------ Records for this task ------

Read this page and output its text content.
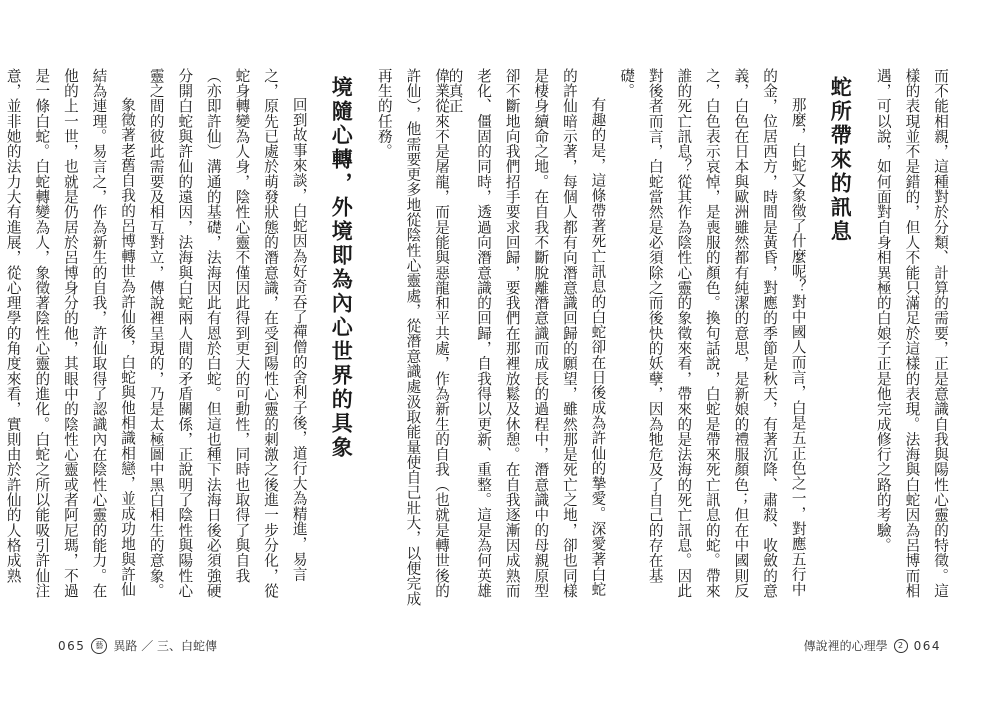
而不能相親，這種對於分類、計算的需要，正是意識自我與陽性心靈的特徵。這樣的表現並不是錯的，但人不能只滿足於這樣的表現。法海與白蛇因為呂博而相遇，可以說，如何面對自身相異極的白娘子正是他完成修行之路的考驗。

蛇所帶來的訊息

那麼，白蛇又象徵了什麼呢？對中國人而言，白是五正色之一，對應五行中的金，位居西方，時間是黃昏，對應的季節是秋天，有著沉降、肅殺、收斂的意義，白色在日本與歐洲雖然都有純潔的意思，是新娘的禮服顏色；但在中國則反之，白色表示哀悼，是喪服的顏色。換句話說，白蛇是帶來死亡訊息的蛇。帶來誰的死亡訊息？從其作為陰性心靈的象徵來看，帶來的是法海的死亡訊息。因此對後者而言，白蛇當然是必須除之而後快的妖孽，因為牠危及了自己的存在基礎。

有趣的是，這條帶著死亡訊息的白蛇卻在日後成為許仙的摯愛。深愛著白蛇的許仙暗示著，每個人都有向潛意識回歸的願望，雖然那是死亡之地，卻也同樣是棲身續命之地。在自我不斷脫離潛意識而成長的過程中，潛意識中的母親原型卻不斷地向我們招手要求回歸，要我們在那裡放鬆及休憩。在自我逐漸因成熟而老化、僵固的同時，透過向潛意識的回歸，自我得以更新、重整。這是為何英雄的真正

傳說裡的心理學	2 064

偉業從來不是屠龍，而是能與惡龍和平共處，作為新生的自我（也就是轉世後的許仙），他需要更多地從陰性心靈處，從潛意識處汲取能量使自己壯大，以便完成再生的任務。

境隨心轉，外境即為內心世界的具象

回到故事來談，白蛇因為好奇吞了禪僧的舍利子後，道行大為精進，易言之，原先已處於萌發狀態的潛意識，在受到陽性心靈的刺激之後進一步分化，從蛇身轉變為人身，陰性心靈不僅因此得到更大的可動性，同時也取得了與自我（亦即許仙）溝通的基礎，法海因此有恩於白蛇。但這也種下法海日後必須強硬分開白蛇與許仙的遠因，法海與白蛇兩人間的矛盾關係，正說明了陰性與陽性心靈之間的彼此需要及相互對立，傳說裡呈現的，乃是太極圖中黑白相生的意象。

象徵著老舊自我的呂博轉世為許仙後，白蛇與他相識相戀，並成功地與許仙結為連理。易言之，作為新生的自我，許仙取得了認識內在陰性心靈的能力。在他的上一世，也就是仍居於呂博身分的他，其眼中的陰性心靈或者阿尼瑪，不過是一條白蛇。白蛇轉變為人，象徵著陰性心靈的進化。白蛇之所以能吸引許仙注意，並非她的法力大有進展，從心理學的角度來看，實則由於許仙的人格成熟

065	藝 異路 ／ 三、白蛇傳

------

Task objective
From the entries above, select each line containing the string "作為新生的自我".

In response
偉業從來不是屠龍，而是能與惡龍和平共處，作為新生的自我（也就是轉世後的許仙），他需要更多地從陰性心靈處，從潛意識處汲取能量使自己壯大，以便完成再生的任務。
象徵著老舊自我的呂博轉世為許仙後，白蛇與他相識相戀，並成功地與許仙結為連理。易言之，作為新生的自我，許仙取得了認識內在陰性心靈的能力。在他的上一世，也就是仍居於呂博身分的他，其眼中的陰性心靈或者阿尼瑪，不過是一條白蛇。白蛇轉變為人，象徵著陰性心靈的進化。白蛇之所以能吸引許仙注意，並非她的法力大有進展，從心理學的角度來看，實則由於許仙的人格成熟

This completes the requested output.